= WHAT NEEDS TO BE DONE =
Write every record out again exactly, and keep images out of it.

= RAW RECORDS =
------------
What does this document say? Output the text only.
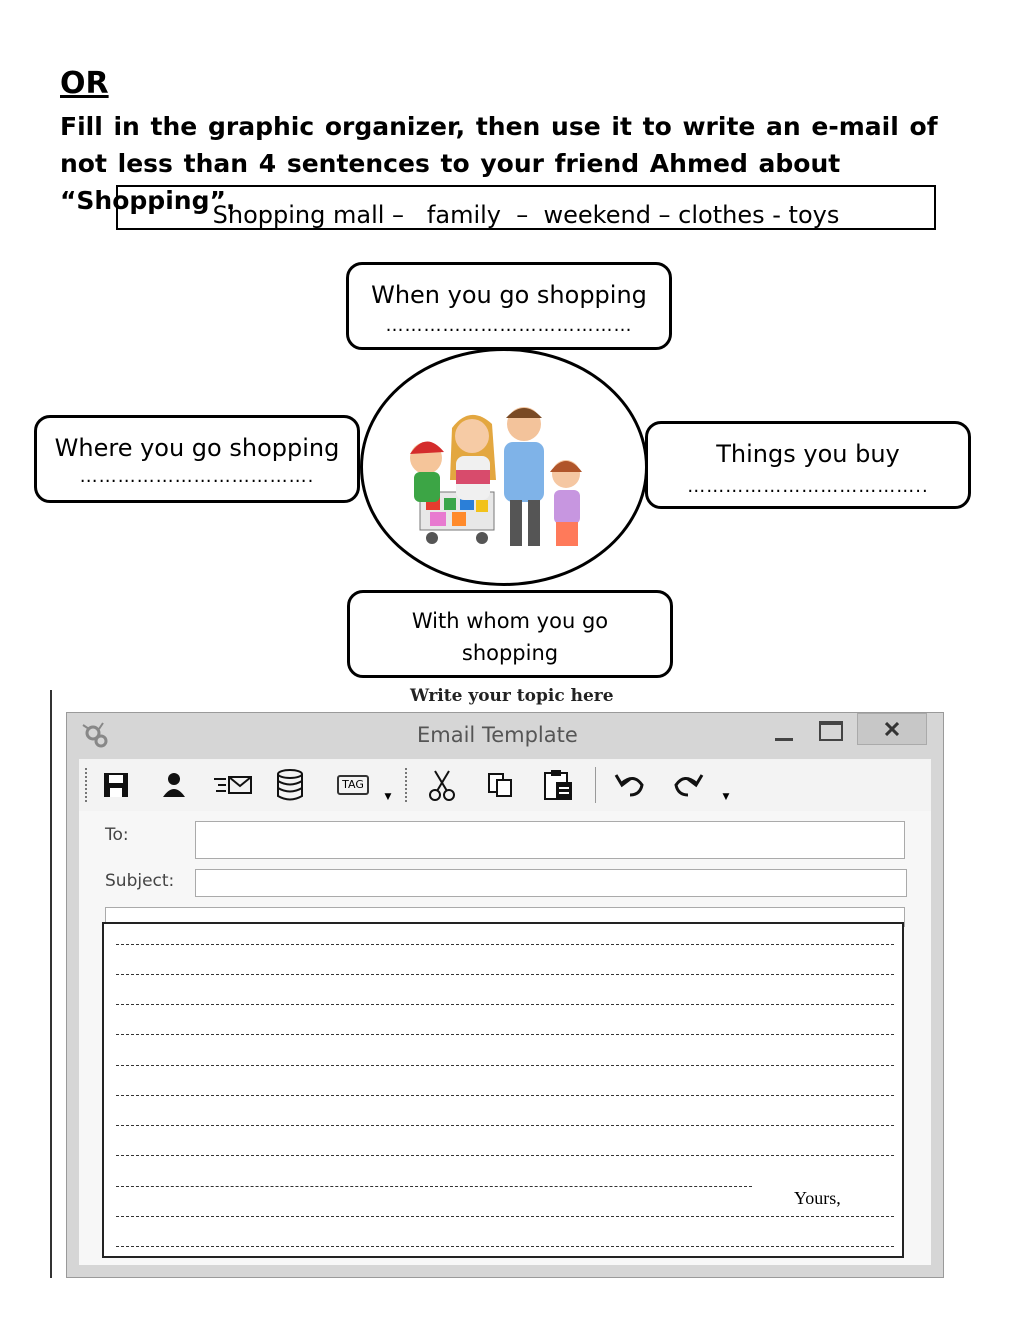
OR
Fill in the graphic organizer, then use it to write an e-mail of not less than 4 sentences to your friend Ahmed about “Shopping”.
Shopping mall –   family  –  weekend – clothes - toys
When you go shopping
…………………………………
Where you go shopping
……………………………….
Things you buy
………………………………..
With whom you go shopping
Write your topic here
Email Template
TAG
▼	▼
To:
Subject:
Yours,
------------
= RESPONSE =
What does this document say? Output the text only.
OR
Fill in the graphic organizer, then use it to write an e-mail of not less than 4 sentences to your friend Ahmed about “Shopping”.
Shopping mall –   family  –  weekend – clothes - toys
When you go shopping
…………………………………
Where you go shopping
……………………………….
Things you buy
………………………………..
With whom you go shopping
Write your topic here
Email Template
TAG
▼	▼
To:
Subject:
Yours,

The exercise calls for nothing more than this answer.